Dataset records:
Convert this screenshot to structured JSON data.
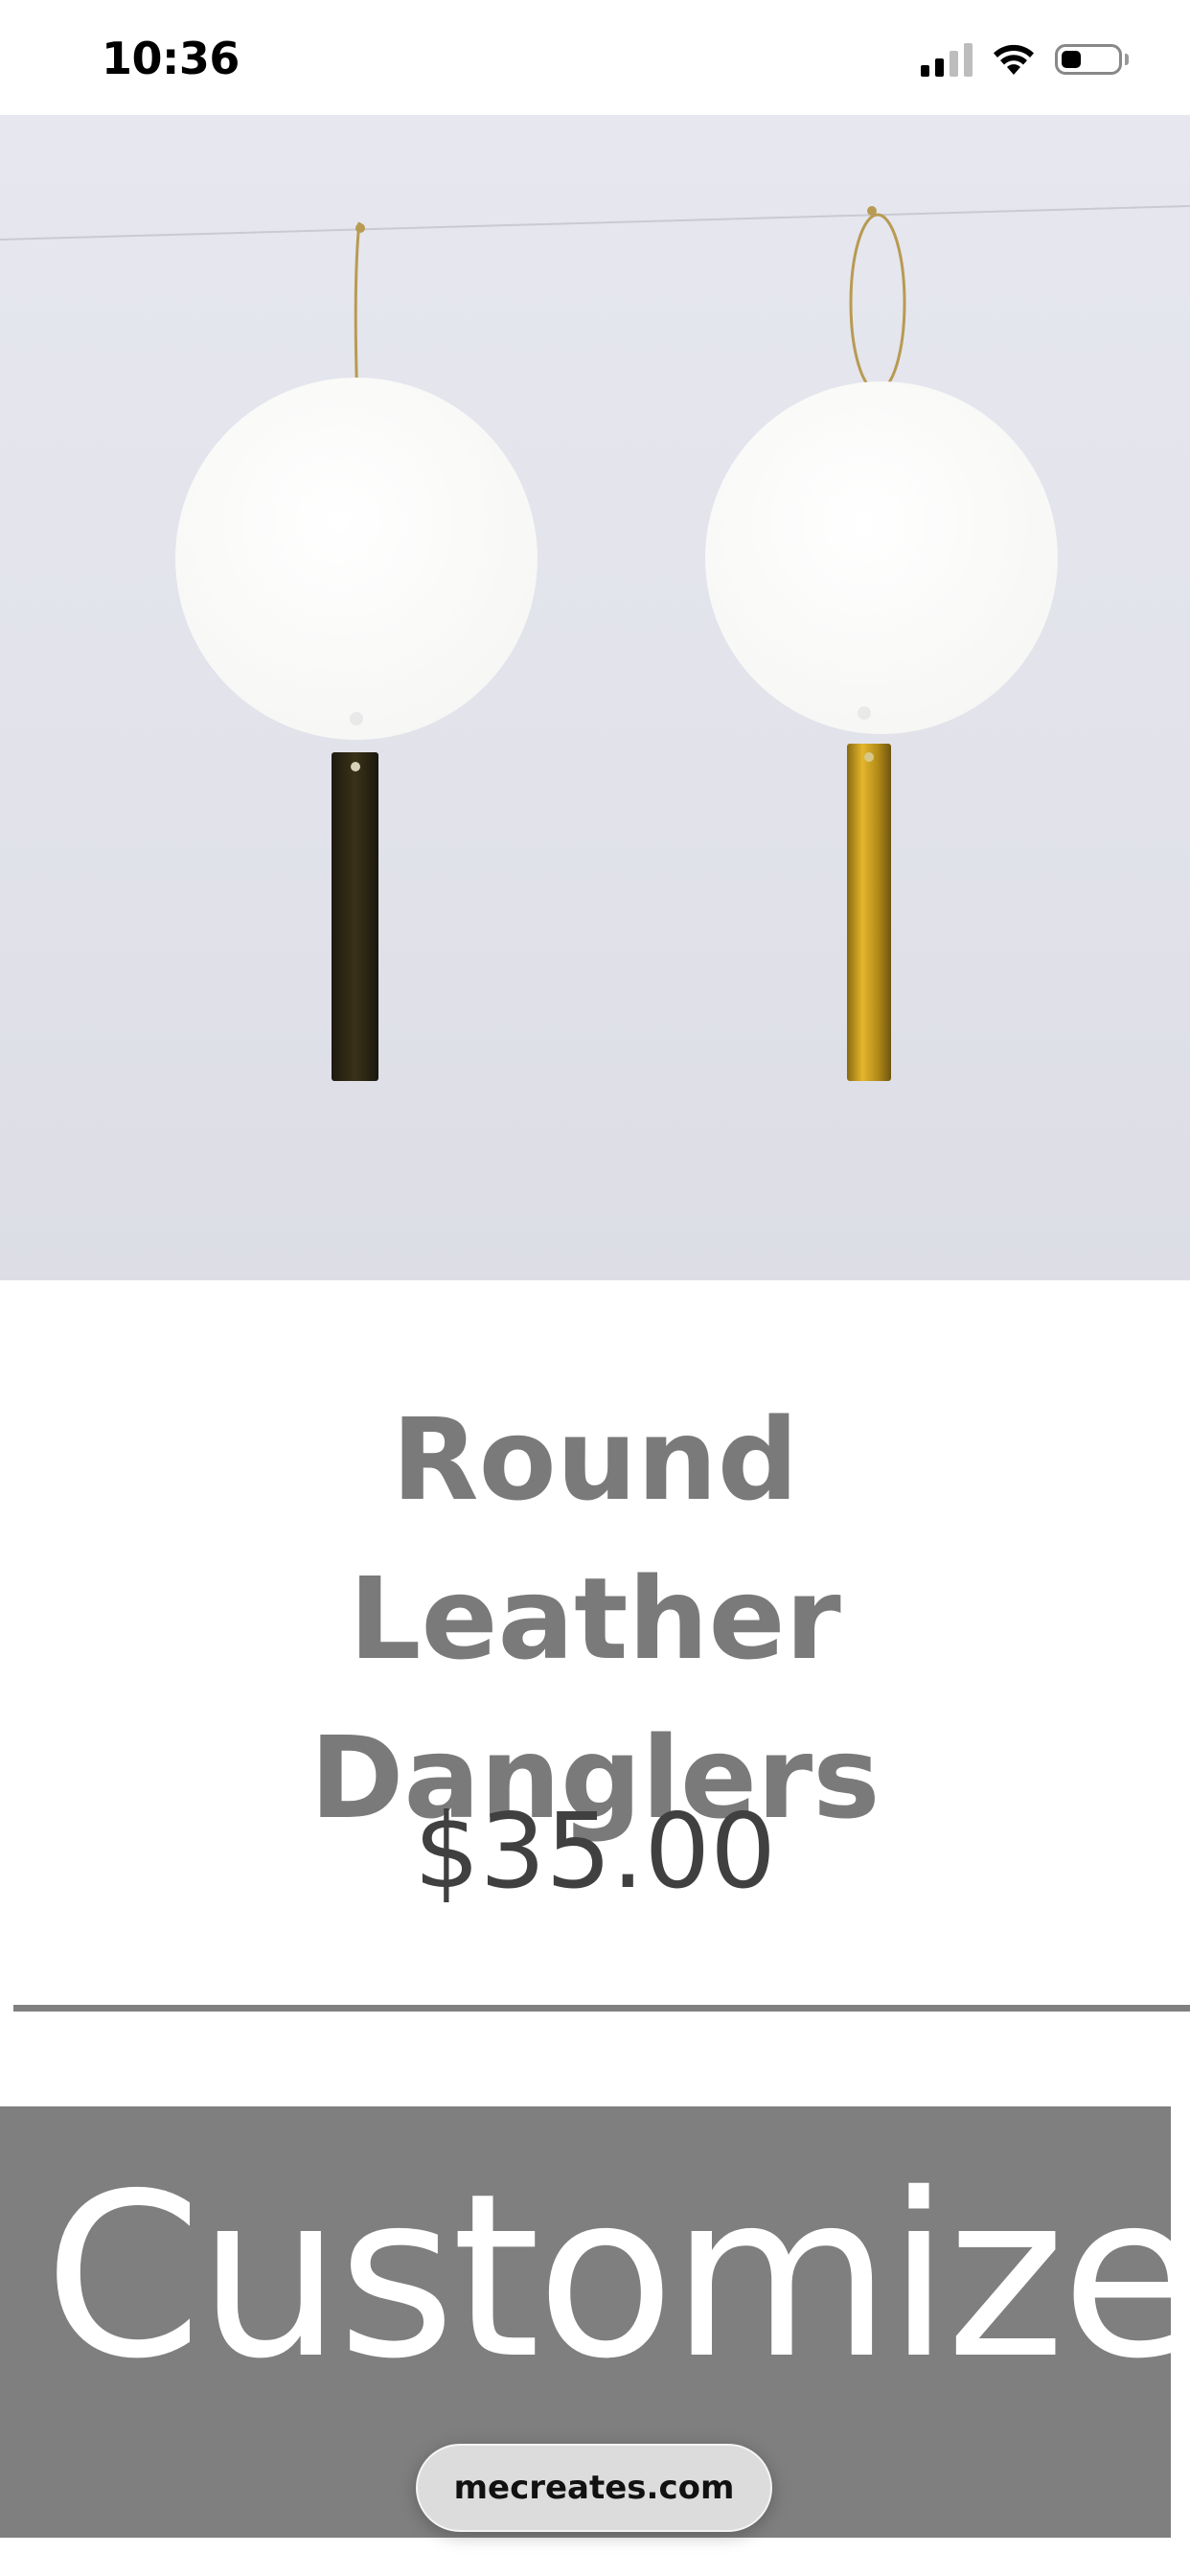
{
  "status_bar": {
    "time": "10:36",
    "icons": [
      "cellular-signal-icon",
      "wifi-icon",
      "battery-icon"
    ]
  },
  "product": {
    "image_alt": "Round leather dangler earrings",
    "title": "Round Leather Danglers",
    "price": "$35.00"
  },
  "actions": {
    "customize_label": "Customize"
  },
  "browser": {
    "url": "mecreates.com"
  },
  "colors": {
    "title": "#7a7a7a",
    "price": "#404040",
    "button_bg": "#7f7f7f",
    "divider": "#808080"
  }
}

■ **Short problem**: Gather all the lines that include the word "title" and copy them out.

■ **Task output**:
    "title": "Round Leather Danglers",
    "title": "#7a7a7a",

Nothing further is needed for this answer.